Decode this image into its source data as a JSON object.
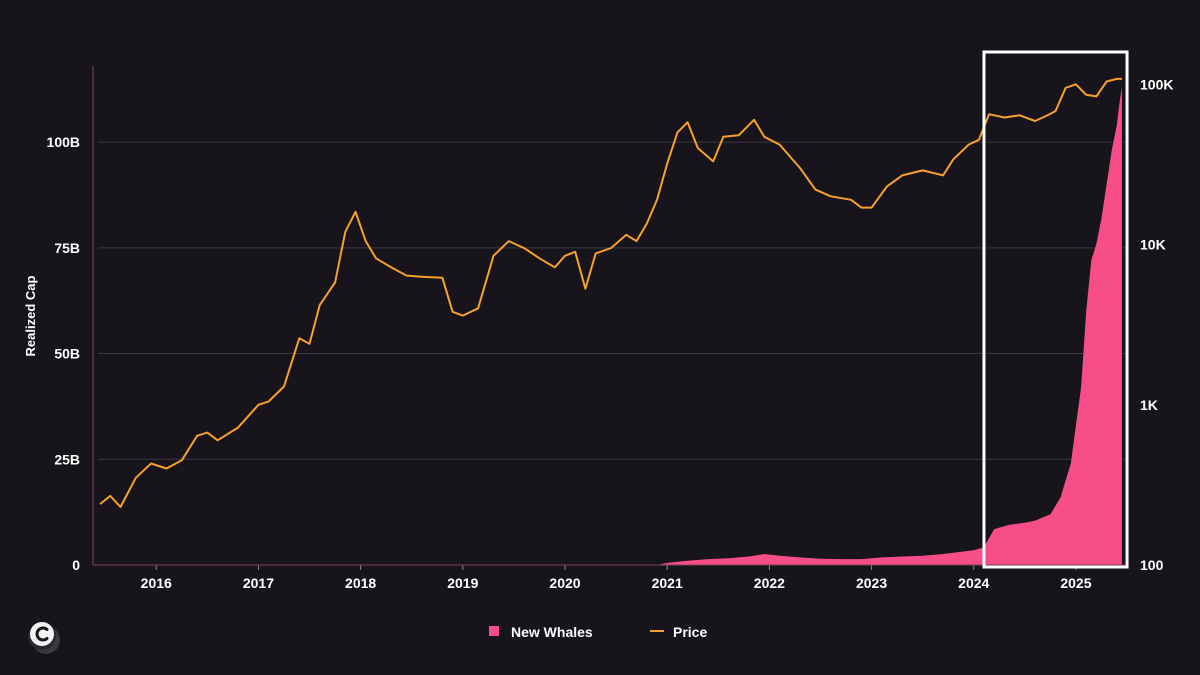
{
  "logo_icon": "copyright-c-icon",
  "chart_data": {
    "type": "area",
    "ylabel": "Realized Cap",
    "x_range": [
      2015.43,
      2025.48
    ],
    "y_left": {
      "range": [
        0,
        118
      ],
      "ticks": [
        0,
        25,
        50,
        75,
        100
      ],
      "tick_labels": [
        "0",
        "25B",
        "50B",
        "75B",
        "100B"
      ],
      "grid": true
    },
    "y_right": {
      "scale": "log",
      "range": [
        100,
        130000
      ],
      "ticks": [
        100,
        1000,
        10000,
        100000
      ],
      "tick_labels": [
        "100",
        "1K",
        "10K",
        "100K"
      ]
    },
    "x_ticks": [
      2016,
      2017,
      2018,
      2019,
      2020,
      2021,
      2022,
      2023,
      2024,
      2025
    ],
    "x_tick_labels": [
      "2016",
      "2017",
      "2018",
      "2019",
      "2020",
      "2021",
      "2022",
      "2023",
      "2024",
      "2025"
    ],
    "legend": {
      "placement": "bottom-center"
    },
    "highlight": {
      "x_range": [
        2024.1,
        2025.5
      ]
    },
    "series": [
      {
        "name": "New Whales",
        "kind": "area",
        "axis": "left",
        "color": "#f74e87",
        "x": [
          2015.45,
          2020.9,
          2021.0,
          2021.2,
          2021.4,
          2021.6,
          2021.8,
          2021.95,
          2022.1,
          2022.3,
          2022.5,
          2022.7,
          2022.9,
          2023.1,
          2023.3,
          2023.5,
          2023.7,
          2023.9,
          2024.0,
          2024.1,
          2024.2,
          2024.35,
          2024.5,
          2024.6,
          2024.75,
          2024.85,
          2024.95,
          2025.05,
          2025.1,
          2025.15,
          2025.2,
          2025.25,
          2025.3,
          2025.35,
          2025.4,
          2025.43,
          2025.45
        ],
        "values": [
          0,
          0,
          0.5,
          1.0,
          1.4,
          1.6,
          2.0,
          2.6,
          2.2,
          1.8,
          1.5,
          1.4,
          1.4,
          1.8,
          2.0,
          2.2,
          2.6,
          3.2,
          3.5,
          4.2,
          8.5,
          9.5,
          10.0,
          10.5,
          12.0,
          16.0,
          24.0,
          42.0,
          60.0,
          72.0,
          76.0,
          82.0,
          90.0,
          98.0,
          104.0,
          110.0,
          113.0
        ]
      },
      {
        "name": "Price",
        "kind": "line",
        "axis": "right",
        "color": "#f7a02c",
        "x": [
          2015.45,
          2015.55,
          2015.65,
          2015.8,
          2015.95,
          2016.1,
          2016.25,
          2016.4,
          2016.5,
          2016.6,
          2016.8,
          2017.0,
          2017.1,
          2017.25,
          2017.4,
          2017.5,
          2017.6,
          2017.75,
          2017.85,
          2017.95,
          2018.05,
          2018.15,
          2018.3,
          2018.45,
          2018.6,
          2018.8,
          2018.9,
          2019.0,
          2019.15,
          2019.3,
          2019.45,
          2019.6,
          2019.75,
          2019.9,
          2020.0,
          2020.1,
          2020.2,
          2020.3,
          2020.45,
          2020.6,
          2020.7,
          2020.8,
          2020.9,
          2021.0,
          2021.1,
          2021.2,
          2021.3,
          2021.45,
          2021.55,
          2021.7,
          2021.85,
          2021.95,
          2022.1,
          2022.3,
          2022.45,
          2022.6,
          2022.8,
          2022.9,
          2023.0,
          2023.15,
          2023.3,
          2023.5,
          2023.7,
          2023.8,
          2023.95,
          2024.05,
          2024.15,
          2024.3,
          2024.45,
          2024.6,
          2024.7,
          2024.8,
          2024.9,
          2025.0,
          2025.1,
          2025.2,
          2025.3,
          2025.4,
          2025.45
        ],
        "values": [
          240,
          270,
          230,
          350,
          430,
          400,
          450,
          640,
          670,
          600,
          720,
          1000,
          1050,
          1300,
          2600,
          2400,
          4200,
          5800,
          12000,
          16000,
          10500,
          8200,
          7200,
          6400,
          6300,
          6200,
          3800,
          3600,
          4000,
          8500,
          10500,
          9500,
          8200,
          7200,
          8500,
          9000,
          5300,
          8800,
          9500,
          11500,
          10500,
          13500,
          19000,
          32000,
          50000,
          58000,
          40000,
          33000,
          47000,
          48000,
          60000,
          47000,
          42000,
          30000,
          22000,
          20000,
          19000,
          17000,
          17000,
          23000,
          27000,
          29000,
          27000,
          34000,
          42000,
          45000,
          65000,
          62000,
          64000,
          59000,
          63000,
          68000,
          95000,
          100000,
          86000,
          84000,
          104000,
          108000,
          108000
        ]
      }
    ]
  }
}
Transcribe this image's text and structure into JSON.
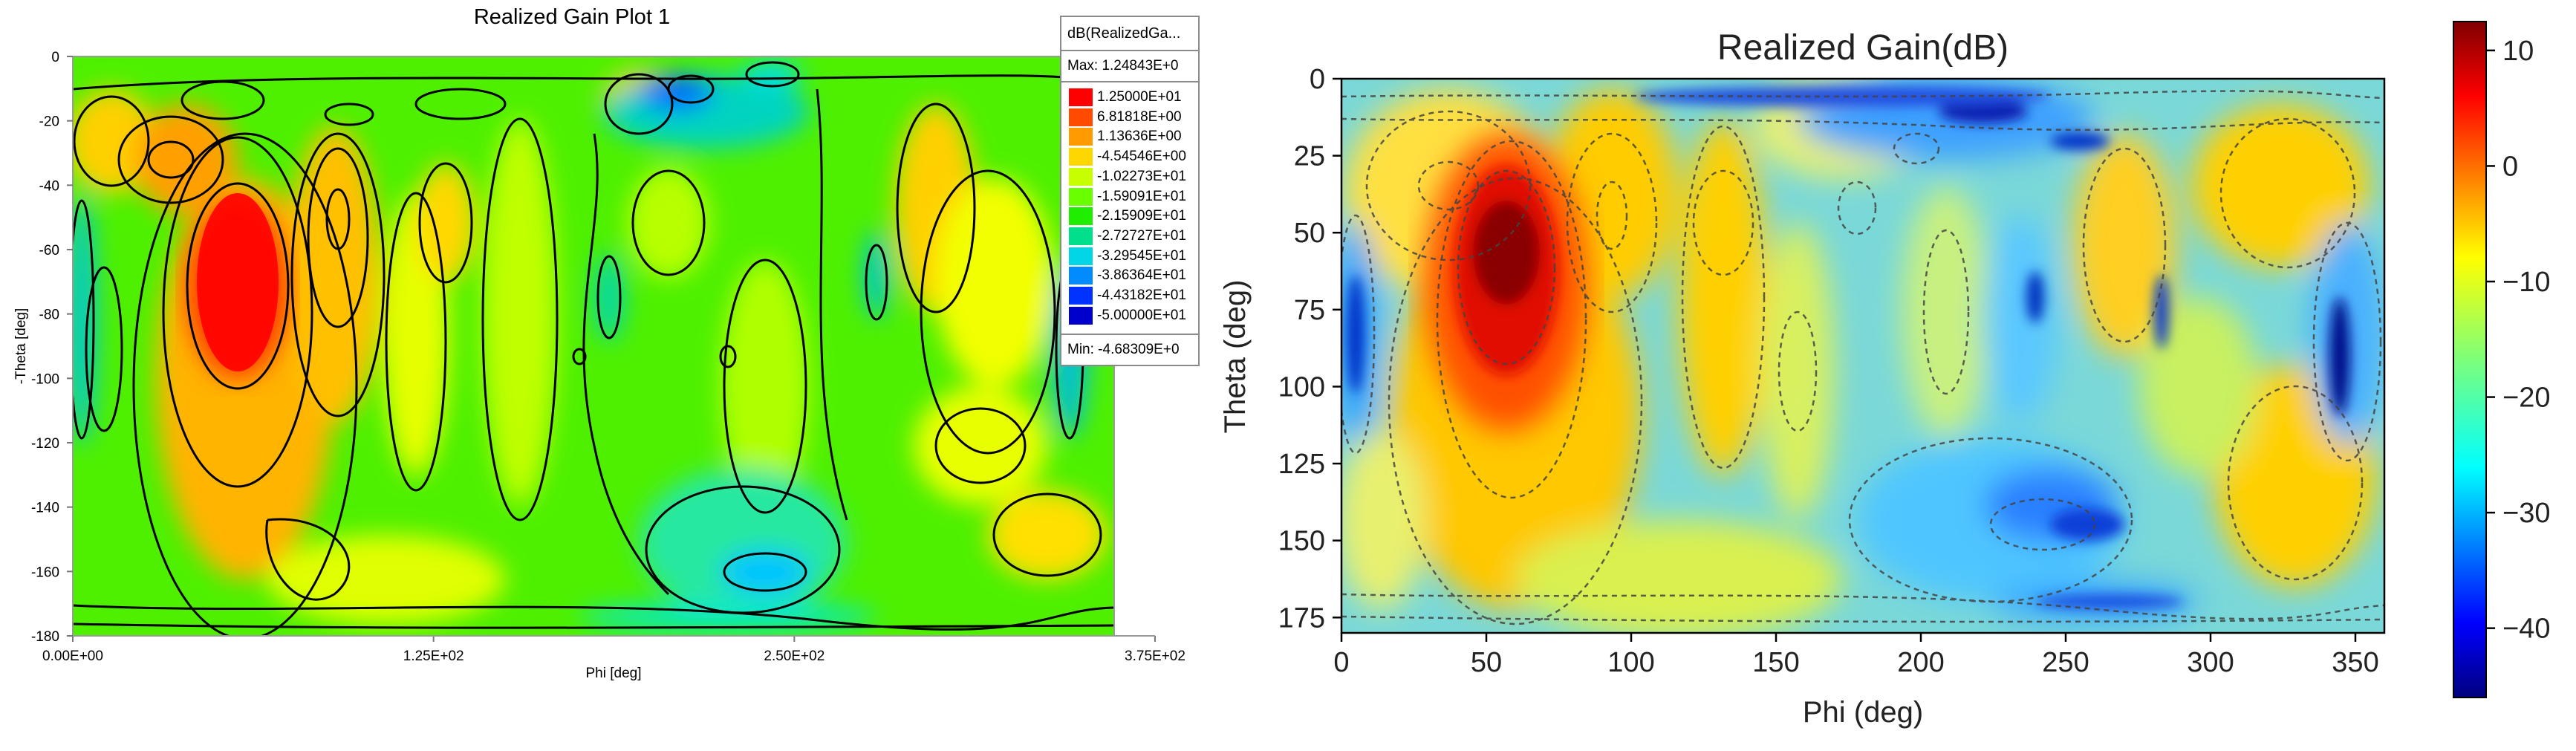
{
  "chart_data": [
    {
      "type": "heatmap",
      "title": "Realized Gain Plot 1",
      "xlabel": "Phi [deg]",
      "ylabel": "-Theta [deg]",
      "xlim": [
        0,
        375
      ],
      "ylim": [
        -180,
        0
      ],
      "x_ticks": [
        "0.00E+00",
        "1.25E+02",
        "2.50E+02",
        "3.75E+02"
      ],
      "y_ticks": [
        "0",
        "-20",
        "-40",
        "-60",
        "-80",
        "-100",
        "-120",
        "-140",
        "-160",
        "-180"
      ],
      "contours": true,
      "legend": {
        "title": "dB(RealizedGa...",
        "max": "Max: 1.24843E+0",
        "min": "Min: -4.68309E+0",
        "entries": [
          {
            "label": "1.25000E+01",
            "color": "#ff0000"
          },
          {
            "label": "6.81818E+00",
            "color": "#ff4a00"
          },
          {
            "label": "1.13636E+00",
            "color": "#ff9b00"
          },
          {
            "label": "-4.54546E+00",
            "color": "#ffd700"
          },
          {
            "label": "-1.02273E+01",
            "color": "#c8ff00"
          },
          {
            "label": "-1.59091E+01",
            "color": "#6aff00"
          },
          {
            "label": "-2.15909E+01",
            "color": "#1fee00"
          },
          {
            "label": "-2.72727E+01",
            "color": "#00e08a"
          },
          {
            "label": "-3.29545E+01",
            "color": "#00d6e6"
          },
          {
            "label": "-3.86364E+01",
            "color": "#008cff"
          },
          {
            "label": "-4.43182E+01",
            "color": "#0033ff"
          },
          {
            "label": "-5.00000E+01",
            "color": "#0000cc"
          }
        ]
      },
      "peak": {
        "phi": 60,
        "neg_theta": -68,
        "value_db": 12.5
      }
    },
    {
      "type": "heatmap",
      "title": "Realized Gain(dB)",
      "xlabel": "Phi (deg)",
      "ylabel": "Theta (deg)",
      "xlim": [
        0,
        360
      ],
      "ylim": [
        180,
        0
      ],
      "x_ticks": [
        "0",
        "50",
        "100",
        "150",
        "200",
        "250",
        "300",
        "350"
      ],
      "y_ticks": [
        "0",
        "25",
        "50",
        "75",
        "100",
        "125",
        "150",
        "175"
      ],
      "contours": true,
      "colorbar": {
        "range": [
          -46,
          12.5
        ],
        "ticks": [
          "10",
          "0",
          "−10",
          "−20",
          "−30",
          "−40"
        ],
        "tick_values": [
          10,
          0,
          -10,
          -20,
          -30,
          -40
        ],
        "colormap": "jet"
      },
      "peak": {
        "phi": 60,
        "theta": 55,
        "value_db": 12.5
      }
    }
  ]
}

※

*Goal of the exercise*: Leave every image out, and retype the material exactly.

*Reply to the exercise*:
Decode this image into its source data as a JSON object.
{
  "logo_icon": "copyright-c-icon",
  "chart_data": {
    "type": "area",
    "ylabel": "Realized Cap",
    "x_range": [
      2015.43,
      2025.48
    ],
    "y_left": {
      "range": [
        0,
        118
      ],
      "ticks": [
        0,
        25,
        50,
        75,
        100
      ],
      "tick_labels": [
        "0",
        "25B",
        "50B",
        "75B",
        "100B"
      ],
      "grid": true
    },
    "y_right": {
      "scale": "log",
      "range": [
        100,
        130000
      ],
      "ticks": [
        100,
        1000,
        10000,
        100000
      ],
      "tick_labels": [
        "100",
        "1K",
        "10K",
        "100K"
      ]
    },
    "x_ticks": [
      2016,
      2017,
      2018,
      2019,
      2020,
      2021,
      2022,
      2023,
      2024,
      2025
    ],
    "x_tick_labels": [
      "2016",
      "2017",
      "2018",
      "2019",
      "2020",
      "2021",
      "2022",
      "2023",
      "2024",
      "2025"
    ],
    "legend": {
      "placement": "bottom-center"
    },
    "highlight": {
      "x_range": [
        2024.1,
        2025.5
      ]
    },
    "series": [
      {
        "name": "New Whales",
        "kind": "area",
        "axis": "left",
        "color": "#f74e87",
        "x": [
          2015.45,
          2020.9,
          2021.0,
          2021.2,
          2021.4,
          2021.6,
          2021.8,
          2021.95,
          2022.1,
          2022.3,
          2022.5,
          2022.7,
          2022.9,
          2023.1,
          2023.3,
          2023.5,
          2023.7,
          2023.9,
          2024.0,
          2024.1,
          2024.2,
          2024.35,
          2024.5,
          2024.6,
          2024.75,
          2024.85,
          2024.95,
          2025.05,
          2025.1,
          2025.15,
          2025.2,
          2025.25,
          2025.3,
          2025.35,
          2025.4,
          2025.43,
          2025.45
        ],
        "values": [
          0,
          0,
          0.5,
          1.0,
          1.4,
          1.6,
          2.0,
          2.6,
          2.2,
          1.8,
          1.5,
          1.4,
          1.4,
          1.8,
          2.0,
          2.2,
          2.6,
          3.2,
          3.5,
          4.2,
          8.5,
          9.5,
          10.0,
          10.5,
          12.0,
          16.0,
          24.0,
          42.0,
          60.0,
          72.0,
          76.0,
          82.0,
          90.0,
          98.0,
          104.0,
          110.0,
          113.0
        ]
      },
      {
        "name": "Price",
        "kind": "line",
        "axis": "right",
        "color": "#f7a02c",
        "x": [
          2015.45,
          2015.55,
          2015.65,
          2015.8,
          2015.95,
          2016.1,
          2016.25,
          2016.4,
          2016.5,
          2016.6,
          2016.8,
          2017.0,
          2017.1,
          2017.25,
          2017.4,
          2017.5,
          2017.6,
          2017.75,
          2017.85,
          2017.95,
          2018.05,
          2018.15,
          2018.3,
          2018.45,
          2018.6,
          2018.8,
          2018.9,
          2019.0,
          2019.15,
          2019.3,
          2019.45,
          2019.6,
          2019.75,
          2019.9,
          2020.0,
          2020.1,
          2020.2,
          2020.3,
          2020.45,
          2020.6,
          2020.7,
          2020.8,
          2020.9,
          2021.0,
          2021.1,
          2021.2,
          2021.3,
          2021.45,
          2021.55,
          2021.7,
          2021.85,
          2021.95,
          2022.1,
          2022.3,
          2022.45,
          2022.6,
          2022.8,
          2022.9,
          2023.0,
          2023.15,
          2023.3,
          2023.5,
          2023.7,
          2023.8,
          2023.95,
          2024.05,
          2024.15,
          2024.3,
          2024.45,
          2024.6,
          2024.7,
          2024.8,
          2024.9,
          2025.0,
          2025.1,
          2025.2,
          2025.3,
          2025.4,
          2025.45
        ],
        "values": [
          240,
          270,
          230,
          350,
          430,
          400,
          450,
          640,
          670,
          600,
          720,
          1000,
          1050,
          1300,
          2600,
          2400,
          4200,
          5800,
          12000,
          16000,
          10500,
          8200,
          7200,
          6400,
          6300,
          6200,
          3800,
          3600,
          4000,
          8500,
          10500,
          9500,
          8200,
          7200,
          8500,
          9000,
          5300,
          8800,
          9500,
          11500,
          10500,
          13500,
          19000,
          32000,
          50000,
          58000,
          40000,
          33000,
          47000,
          48000,
          60000,
          47000,
          42000,
          30000,
          22000,
          20000,
          19000,
          17000,
          17000,
          23000,
          27000,
          29000,
          27000,
          34000,
          42000,
          45000,
          65000,
          62000,
          64000,
          59000,
          63000,
          68000,
          95000,
          100000,
          86000,
          84000,
          104000,
          108000,
          108000
        ]
      }
    ]
  }
}
Transcribe this image's text and structure into JSON.
{
  "chart_data": [
    {
      "type": "heatmap",
      "title": "Realized Gain Plot 1",
      "xlabel": "Phi [deg]",
      "ylabel": "-Theta [deg]",
      "xlim": [
        0,
        375
      ],
      "ylim": [
        -180,
        0
      ],
      "x_ticks": [
        "0.00E+00",
        "1.25E+02",
        "2.50E+02",
        "3.75E+02"
      ],
      "y_ticks": [
        "0",
        "-20",
        "-40",
        "-60",
        "-80",
        "-100",
        "-120",
        "-140",
        "-160",
        "-180"
      ],
      "contours": true,
      "legend": {
        "title": "dB(RealizedGa...",
        "max": "Max: 1.24843E+0",
        "min": "Min: -4.68309E+0",
        "entries": [
          {
            "label": "1.25000E+01",
            "color": "#ff0000"
          },
          {
            "label": "6.81818E+00",
            "color": "#ff4a00"
          },
          {
            "label": "1.13636E+00",
            "color": "#ff9b00"
          },
          {
            "label": "-4.54546E+00",
            "color": "#ffd700"
          },
          {
            "label": "-1.02273E+01",
            "color": "#c8ff00"
          },
          {
            "label": "-1.59091E+01",
            "color": "#6aff00"
          },
          {
            "label": "-2.15909E+01",
            "color": "#1fee00"
          },
          {
            "label": "-2.72727E+01",
            "color": "#00e08a"
          },
          {
            "label": "-3.29545E+01",
            "color": "#00d6e6"
          },
          {
            "label": "-3.86364E+01",
            "color": "#008cff"
          },
          {
            "label": "-4.43182E+01",
            "color": "#0033ff"
          },
          {
            "label": "-5.00000E+01",
            "color": "#0000cc"
          }
        ]
      },
      "peak": {
        "phi": 60,
        "neg_theta": -68,
        "value_db": 12.5
      }
    },
    {
      "type": "heatmap",
      "title": "Realized Gain(dB)",
      "xlabel": "Phi (deg)",
      "ylabel": "Theta (deg)",
      "xlim": [
        0,
        360
      ],
      "ylim": [
        180,
        0
      ],
      "x_ticks": [
        "0",
        "50",
        "100",
        "150",
        "200",
        "250",
        "300",
        "350"
      ],
      "y_ticks": [
        "0",
        "25",
        "50",
        "75",
        "100",
        "125",
        "150",
        "175"
      ],
      "contours": true,
      "colorbar": {
        "range": [
          -46,
          12.5
        ],
        "ticks": [
          "10",
          "0",
          "−10",
          "−20",
          "−30",
          "−40"
        ],
        "tick_values": [
          10,
          0,
          -10,
          -20,
          -30,
          -40
        ],
        "colormap": "jet"
      },
      "peak": {
        "phi": 60,
        "theta": 55,
        "value_db": 12.5
      }
    }
  ]
}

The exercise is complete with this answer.